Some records
(begin)
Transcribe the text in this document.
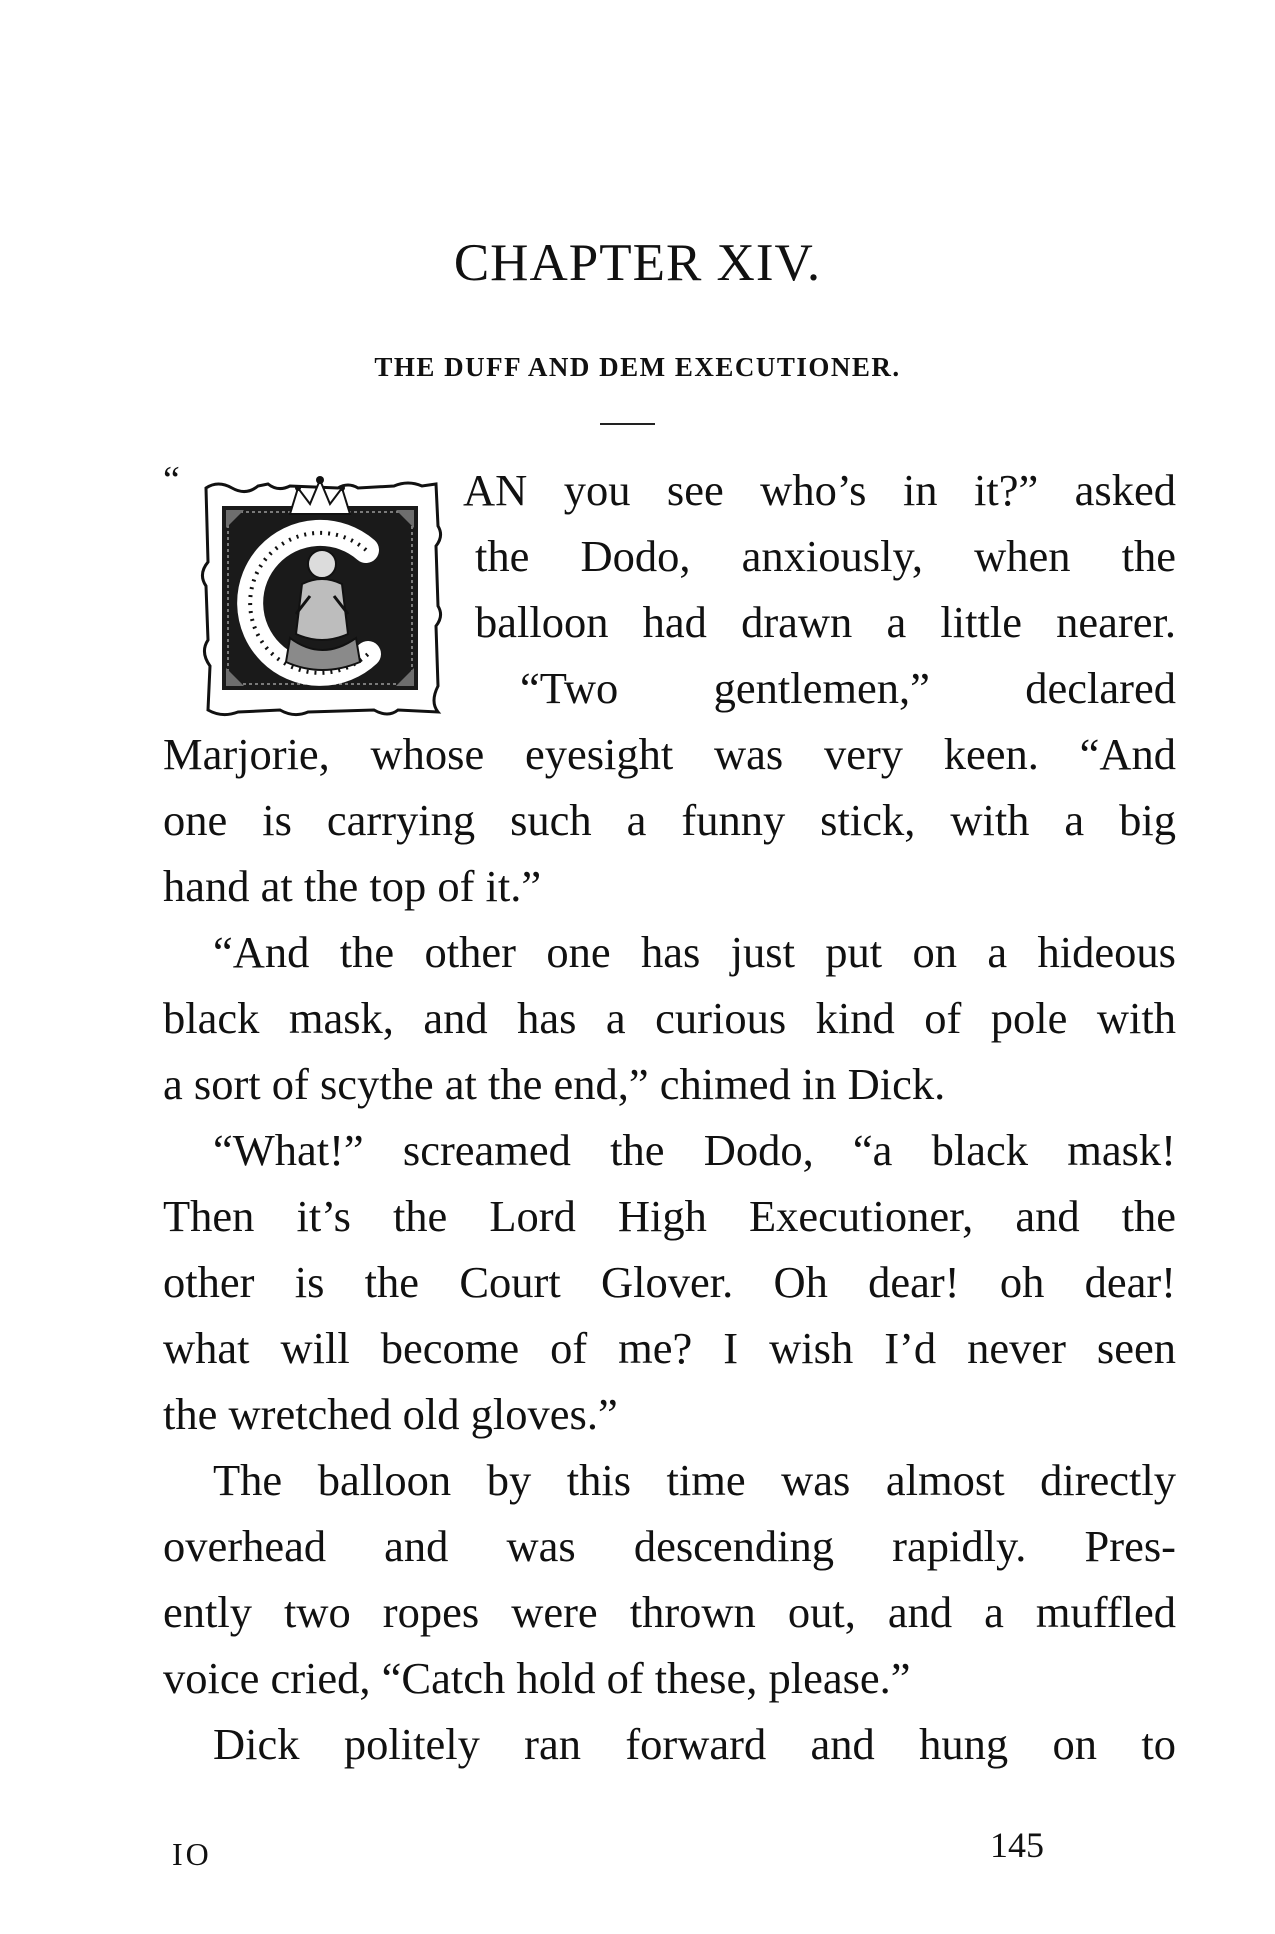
CHAPTER XIV.
THE DUFF AND DEM EXECUTIONER.
“	AN you see who’s in it?” asked
the Dodo, anxiously, when the
balloon had drawn a little nearer.
“Two gentlemen,” declared
Marjorie, whose eyesight was very keen. “And
one is carrying such a funny stick, with a big
hand at the top of it.”
“And the other one has just put on a hideous
black mask, and has a curious kind of pole with
a sort of scythe at the end,” chimed in Dick.
“What!” screamed the Dodo, “a black mask!
Then it’s the Lord High Executioner, and the
other is the Court Glover. Oh dear! oh dear!
what will become of me? I wish I’d never seen
the wretched old gloves.”
The balloon by this time was almost directly
overhead and was descending rapidly. Pres-
ently two ropes were thrown out, and a muffled
voice cried, “Catch hold of these, please.”
Dick politely ran forward and hung on to
IO	145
(end)
What the task asks:
Without including the pictures, reproduce all entries exactly.

Solution:
Transcribe the text in this document.
CHAPTER XIV.
THE DUFF AND DEM EXECUTIONER.
“	AN you see who’s in it?” asked
the Dodo, anxiously, when the
balloon had drawn a little nearer.
“Two gentlemen,” declared
Marjorie, whose eyesight was very keen. “And
one is carrying such a funny stick, with a big
hand at the top of it.”
“And the other one has just put on a hideous
black mask, and has a curious kind of pole with
a sort of scythe at the end,” chimed in Dick.
“What!” screamed the Dodo, “a black mask!
Then it’s the Lord High Executioner, and the
other is the Court Glover. Oh dear! oh dear!
what will become of me? I wish I’d never seen
the wretched old gloves.”
The balloon by this time was almost directly
overhead and was descending rapidly. Pres-
ently two ropes were thrown out, and a muffled
voice cried, “Catch hold of these, please.”
Dick politely ran forward and hung on to
IO	145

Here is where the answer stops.